L’idea di fondo era quella di costruire un’Europa dei popoli, che da questa unità traessero benefici in termini di prosperità e di pace. Accade esattamente il contrario, almeno sul piano economico (anche se sull’altro versante non va trascurato che il depauperamento di intere nazioni alimenta destabilizzazione, con il rischio di nuovi e imprevedibili conflitti sociali). Un mostro unitario che vive al di fuori di ogni parametro democratico, dal momento che l’unica assemblea elettiva esistente non ha alcun potere reale e i suoi dirigenti effettivi sono dei meri funzionari. I quali un tempo almeno non avevano alcun potere reale, oggi invece, in un momento tanto critico, hanno assunto un ruolo decisivo, senza alcun motivo apparente e senza che se ne veda l’utilità.

§ Voci dei dati
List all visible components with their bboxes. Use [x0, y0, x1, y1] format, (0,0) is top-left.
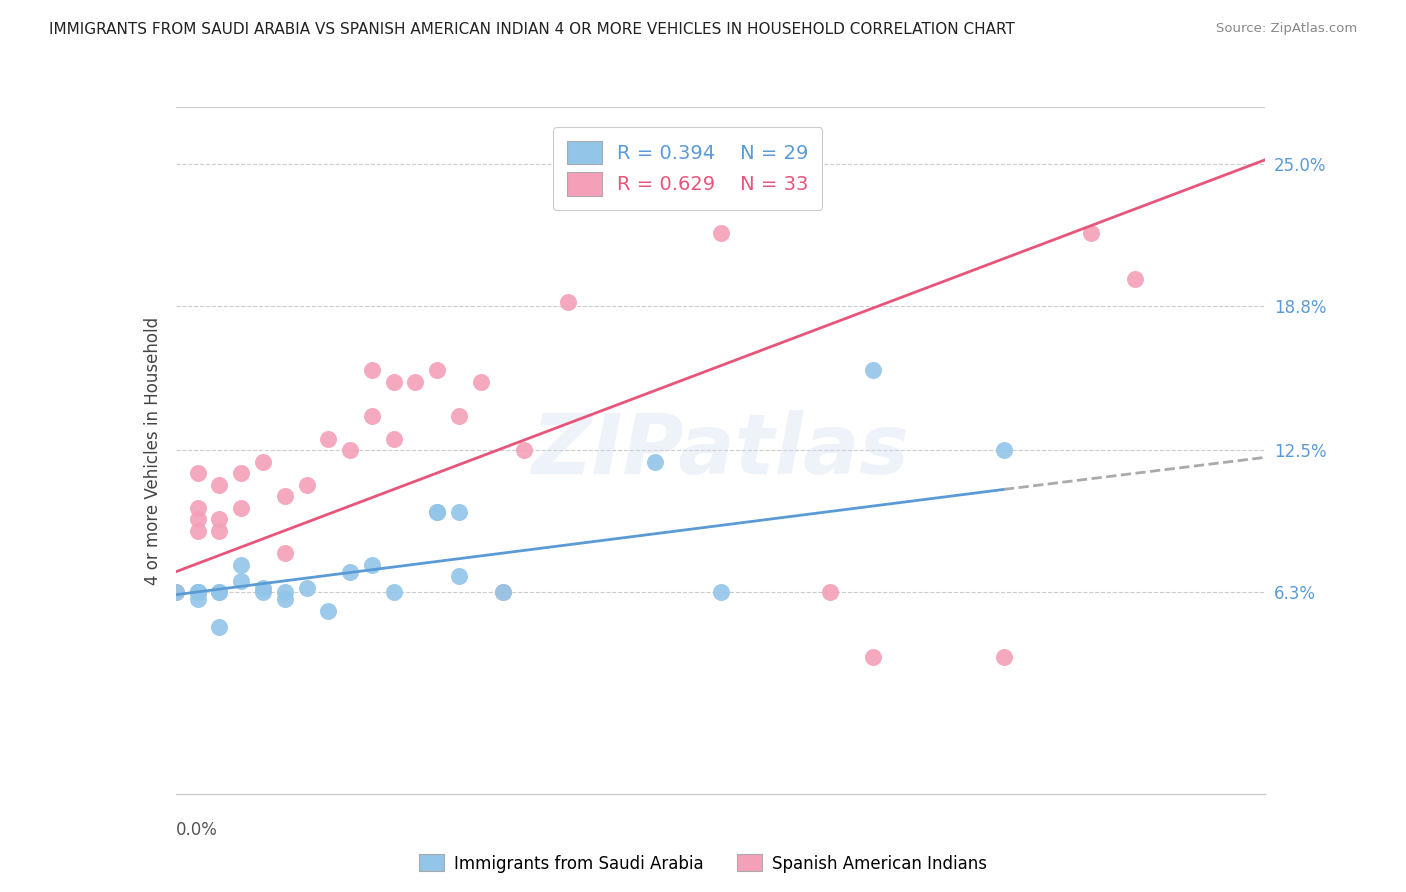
Text: ZIPatlas: ZIPatlas	[531, 410, 910, 491]
Point	[993, 443, 1015, 458]
Point	[186, 524, 209, 538]
Point	[231, 574, 253, 588]
Point	[186, 585, 209, 599]
Point	[186, 512, 209, 526]
Point	[186, 500, 209, 515]
Text: 0.0%: 0.0%	[176, 822, 218, 839]
Point	[208, 524, 231, 538]
Point	[318, 432, 340, 446]
Point	[360, 558, 382, 572]
Point	[252, 455, 274, 469]
Point	[360, 409, 382, 423]
Point	[382, 585, 405, 599]
Legend: Immigrants from Saudi Arabia, Spanish American Indians: Immigrants from Saudi Arabia, Spanish Am…	[412, 847, 994, 880]
Point	[513, 443, 536, 458]
Point	[405, 375, 427, 389]
Point	[274, 489, 297, 503]
Point	[339, 565, 361, 579]
Point	[186, 585, 209, 599]
Point	[208, 585, 231, 599]
Point	[1080, 226, 1102, 240]
Point	[252, 585, 274, 599]
Point	[252, 581, 274, 595]
Point	[382, 432, 405, 446]
Point	[360, 363, 382, 377]
Point	[710, 585, 733, 599]
Point	[426, 505, 449, 519]
Text: IMMIGRANTS FROM SAUDI ARABIA VS SPANISH AMERICAN INDIAN 4 OR MORE VEHICLES IN HO: IMMIGRANTS FROM SAUDI ARABIA VS SPANISH …	[49, 22, 1015, 37]
Y-axis label: 4 or more Vehicles in Household: 4 or more Vehicles in Household	[143, 317, 162, 584]
Point	[1123, 271, 1146, 285]
Point	[492, 585, 515, 599]
Point	[208, 478, 231, 492]
Point	[447, 409, 470, 423]
Point	[426, 363, 449, 377]
Point	[231, 558, 253, 572]
Point	[862, 649, 884, 664]
Point	[165, 585, 187, 599]
Point	[274, 592, 297, 607]
Legend: R = 0.394    N = 29, R = 0.629    N = 33: R = 0.394 N = 29, R = 0.629 N = 33	[554, 127, 823, 210]
Point	[231, 500, 253, 515]
Point	[186, 592, 209, 607]
Point	[274, 585, 297, 599]
Point	[426, 505, 449, 519]
Point	[710, 226, 733, 240]
Point	[447, 569, 470, 583]
Point	[208, 620, 231, 634]
Point	[818, 585, 841, 599]
Point	[382, 375, 405, 389]
Point	[644, 455, 666, 469]
Point	[339, 443, 361, 458]
Point	[208, 585, 231, 599]
Point	[274, 546, 297, 561]
Point	[208, 512, 231, 526]
Point	[993, 649, 1015, 664]
Point	[295, 478, 318, 492]
Text: Source: ZipAtlas.com: Source: ZipAtlas.com	[1216, 22, 1357, 36]
Point	[492, 585, 515, 599]
Point	[186, 585, 209, 599]
Point	[186, 467, 209, 481]
Point	[470, 375, 492, 389]
Point	[295, 581, 318, 595]
Point	[862, 363, 884, 377]
Point	[557, 294, 579, 309]
Point	[447, 505, 470, 519]
Point	[165, 585, 187, 599]
Point	[231, 467, 253, 481]
Point	[186, 585, 209, 599]
Point	[318, 604, 340, 618]
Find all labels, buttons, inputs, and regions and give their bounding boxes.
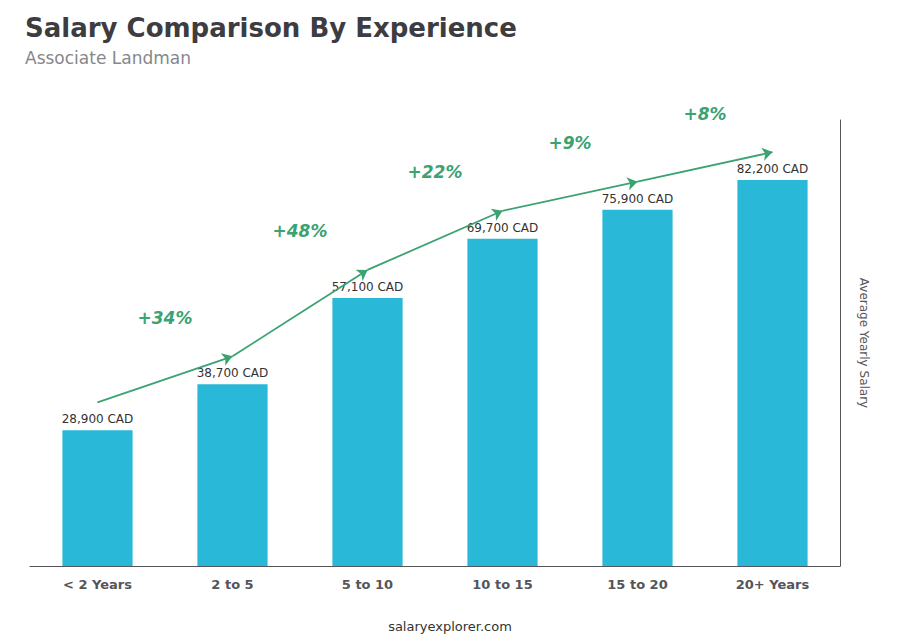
svg-text:82,200 CAD: 82,200 CAD xyxy=(737,162,809,176)
svg-text:Associate Landman: Associate Landman xyxy=(25,48,191,68)
svg-text:2 to 5: 2 to 5 xyxy=(211,577,253,592)
svg-text:69,700 CAD: 69,700 CAD xyxy=(467,221,539,235)
svg-text:+34%: +34% xyxy=(138,308,193,328)
svg-text:+9%: +9% xyxy=(548,133,591,153)
svg-text:10 to 15: 10 to 15 xyxy=(472,577,532,592)
svg-text:75,900 CAD: 75,900 CAD xyxy=(602,192,674,206)
svg-text:+48%: +48% xyxy=(273,221,328,241)
svg-text:Average Yearly Salary: Average Yearly Salary xyxy=(857,278,871,408)
svg-text:< 2 Years: < 2 Years xyxy=(63,577,132,592)
svg-text:5 to 10: 5 to 10 xyxy=(342,577,393,592)
svg-text:+22%: +22% xyxy=(408,162,463,182)
svg-text:57,100 CAD: 57,100 CAD xyxy=(331,279,404,294)
svg-text:20+ Years: 20+ Years xyxy=(736,577,810,592)
svg-text:28,900 CAD: 28,900 CAD xyxy=(62,412,134,426)
svg-text:38,700 CAD: 38,700 CAD xyxy=(197,366,269,380)
svg-text:15 to 20: 15 to 20 xyxy=(607,577,667,592)
svg-text:Salary Comparison By Experienc: Salary Comparison By Experience xyxy=(25,13,517,43)
svg-text:+8%: +8% xyxy=(683,104,726,124)
svg-text:salaryexplorer.com: salaryexplorer.com xyxy=(388,619,512,634)
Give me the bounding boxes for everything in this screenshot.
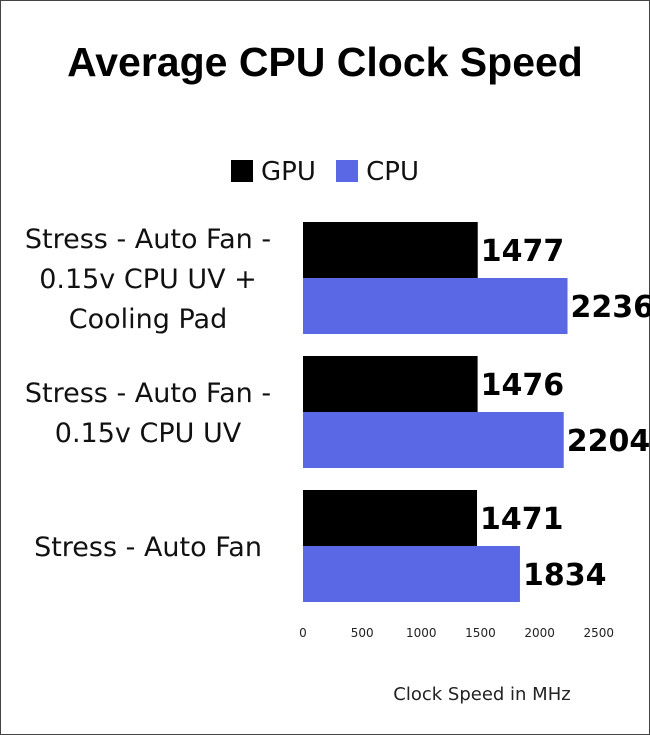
value-label-gpu-3: 1471 [480,502,564,537]
category-label-2-line-1: Stress - Auto Fan - [25,378,271,409]
category-label-1-line-3: Cooling Pad [69,304,227,335]
value-label-gpu-2: 1476 [481,368,565,403]
bar-cpu-3 [303,546,520,602]
legend-label-cpu: CPU [366,157,419,187]
legend: GPU CPU [0,157,650,187]
category-label-3-line-1: Stress - Auto Fan [34,532,262,563]
bar-cpu-1 [303,278,568,334]
legend-swatch-gpu [231,160,253,182]
bar-cpu-2 [303,412,564,468]
category-label-2-line-2: 0.15v CPU UV [55,418,242,449]
x-tick-label-2000: 2000 [524,626,555,640]
x-tick-label-1000: 1000 [406,626,437,640]
x-tick-label-0: 0 [299,626,307,640]
category-label-1-line-1: Stress - Auto Fan - [25,224,271,255]
value-label-cpu-3: 1834 [523,558,607,593]
x-tick-label-500: 500 [351,626,374,640]
legend-swatch-cpu [336,160,359,182]
chart-title: Average CPU Clock Speed [67,39,583,85]
bar-gpu-3 [303,490,478,546]
bar-gpu-2 [303,356,478,412]
value-label-cpu-2: 2204 [567,424,650,459]
x-tick-label-1500: 1500 [465,626,496,640]
category-label-1-line-2: 0.15v CPU UV + [39,264,257,295]
legend-item-cpu: CPU [336,157,419,187]
x-tick-label-2500: 2500 [583,626,614,640]
legend-label-gpu: GPU [261,157,316,187]
value-label-cpu-1: 2236 [571,290,650,325]
value-label-gpu-1: 1477 [481,234,565,269]
x-axis-title: Clock Speed in MHz [393,684,570,705]
bar-gpu-1 [303,222,478,278]
legend-item-gpu: GPU [231,157,316,187]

§ Cosa fare
Per favore, prosegui il brano sull'Europa dei popoli riportato sopra, riprendendo subito dopo la sua ultima frase. Questi dati provengono da un'altra fonte.

§ Risposta all'esercizio
Uscire dall’Europa è impossibile dopo tanti anni di integrazione, pena un crollo dell’economia nazionale e conseguenze sull’economia mondiale. Ma riformare questo mostro è diventato necessario, a meno di non rassegnarsi a soggiacere ai diktat di centri culturali-finanziari non elettivi che, nel vuoto di potere, si sono arrogati il diritto di governare interi popoli. A breve ci saranno le elezioni europee: potrebbe essere l’occasione per un dibattito su questo tema, ma non è così (a parte le proposte di Beppe Grillo, giuste o sbagliate che siano, che almeno si interroga sulla questione). Eppure questa tematica interessa molto di più il destino, e le tasche, degli italiani che non il futuro di Silvio Berlusconi e del suo Milan o il dibattito interno al Pd. Ma nulla accade. Altro segno, se mai ce ne fosse bisogno, della inadeguatezza della classe dirigente italiana, non solo politica, che ha preso il posto di quella spazzata via negli anni di tangentopoli.